WHAT YOU NEED TO DO: Every record here should be printed again exactly.

DATA SECTION:
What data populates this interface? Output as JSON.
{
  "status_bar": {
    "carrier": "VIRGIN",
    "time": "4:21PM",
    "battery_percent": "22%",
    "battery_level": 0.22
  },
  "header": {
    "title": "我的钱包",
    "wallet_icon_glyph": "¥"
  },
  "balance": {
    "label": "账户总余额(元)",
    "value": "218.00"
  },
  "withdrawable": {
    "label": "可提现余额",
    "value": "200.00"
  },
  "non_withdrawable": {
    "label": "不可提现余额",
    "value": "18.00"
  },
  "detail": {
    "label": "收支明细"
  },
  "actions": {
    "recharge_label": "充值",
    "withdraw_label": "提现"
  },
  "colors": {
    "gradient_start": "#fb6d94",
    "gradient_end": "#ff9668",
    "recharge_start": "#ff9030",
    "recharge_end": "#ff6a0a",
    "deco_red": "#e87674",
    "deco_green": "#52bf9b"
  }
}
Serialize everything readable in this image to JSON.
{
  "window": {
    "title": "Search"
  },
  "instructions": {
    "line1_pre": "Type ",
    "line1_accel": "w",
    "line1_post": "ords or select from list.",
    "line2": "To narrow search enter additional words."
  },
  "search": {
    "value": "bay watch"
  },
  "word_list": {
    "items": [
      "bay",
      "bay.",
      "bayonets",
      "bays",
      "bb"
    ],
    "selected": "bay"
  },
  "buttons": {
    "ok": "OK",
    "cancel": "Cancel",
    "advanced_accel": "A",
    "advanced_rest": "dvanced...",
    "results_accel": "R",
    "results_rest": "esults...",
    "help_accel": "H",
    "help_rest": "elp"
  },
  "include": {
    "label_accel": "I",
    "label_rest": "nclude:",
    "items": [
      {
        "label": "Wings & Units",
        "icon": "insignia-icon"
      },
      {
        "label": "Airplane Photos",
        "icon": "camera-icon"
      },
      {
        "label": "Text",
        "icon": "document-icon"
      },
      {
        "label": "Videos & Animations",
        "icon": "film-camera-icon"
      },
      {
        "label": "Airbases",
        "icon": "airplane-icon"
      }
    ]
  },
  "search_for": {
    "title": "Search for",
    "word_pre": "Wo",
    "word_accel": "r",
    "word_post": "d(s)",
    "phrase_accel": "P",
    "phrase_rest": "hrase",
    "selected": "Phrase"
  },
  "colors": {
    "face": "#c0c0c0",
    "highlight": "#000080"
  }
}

EXERCISE RESULT:
What data populates this interface? Output as JSON.
{
  "status_bar": {
    "carrier": "VIRGIN",
    "time": "4:21PM",
    "battery_percent": "22%",
    "battery_level": 0.22
  },
  "header": {
    "title": "我的钱包",
    "wallet_icon_glyph": "¥"
  },
  "balance": {
    "label": "账户总余额(元)",
    "value": "218.00"
  },
  "withdrawable": {
    "label": "可提现余额",
    "value": "200.00"
  },
  "non_withdrawable": {
    "label": "不可提现余额",
    "value": "18.00"
  },
  "detail": {
    "label": "收支明细"
  },
  "actions": {
    "recharge_label": "充值",
    "withdraw_label": "提现"
  },
  "colors": {
    "gradient_start": "#fb6d94",
    "gradient_end": "#ff9668",
    "recharge_start": "#ff9030",
    "recharge_end": "#ff6a0a",
    "deco_red": "#e87674",
    "deco_green": "#52bf9b"
  }
}
Serialize everything readable in this image to JSON.
{
  "window": {
    "title": "Search"
  },
  "instructions": {
    "line1_pre": "Type ",
    "line1_accel": "w",
    "line1_post": "ords or select from list.",
    "line2": "To narrow search enter additional words."
  },
  "search": {
    "value": "bay watch"
  },
  "word_list": {
    "items": [
      "bay",
      "bay.",
      "bayonets",
      "bays",
      "bb"
    ],
    "selected": "bay"
  },
  "buttons": {
    "ok": "OK",
    "cancel": "Cancel",
    "advanced_accel": "A",
    "advanced_rest": "dvanced...",
    "results_accel": "R",
    "results_rest": "esults...",
    "help_accel": "H",
    "help_rest": "elp"
  },
  "include": {
    "label_accel": "I",
    "label_rest": "nclude:",
    "items": [
      {
        "label": "Wings & Units",
        "icon": "insignia-icon"
      },
      {
        "label": "Airplane Photos",
        "icon": "camera-icon"
      },
      {
        "label": "Text",
        "icon": "document-icon"
      },
      {
        "label": "Videos & Animations",
        "icon": "film-camera-icon"
      },
      {
        "label": "Airbases",
        "icon": "airplane-icon"
      }
    ]
  },
  "search_for": {
    "title": "Search for",
    "word_pre": "Wo",
    "word_accel": "r",
    "word_post": "d(s)",
    "phrase_accel": "P",
    "phrase_rest": "hrase",
    "selected": "Phrase"
  },
  "colors": {
    "face": "#c0c0c0",
    "highlight": "#000080"
  }
}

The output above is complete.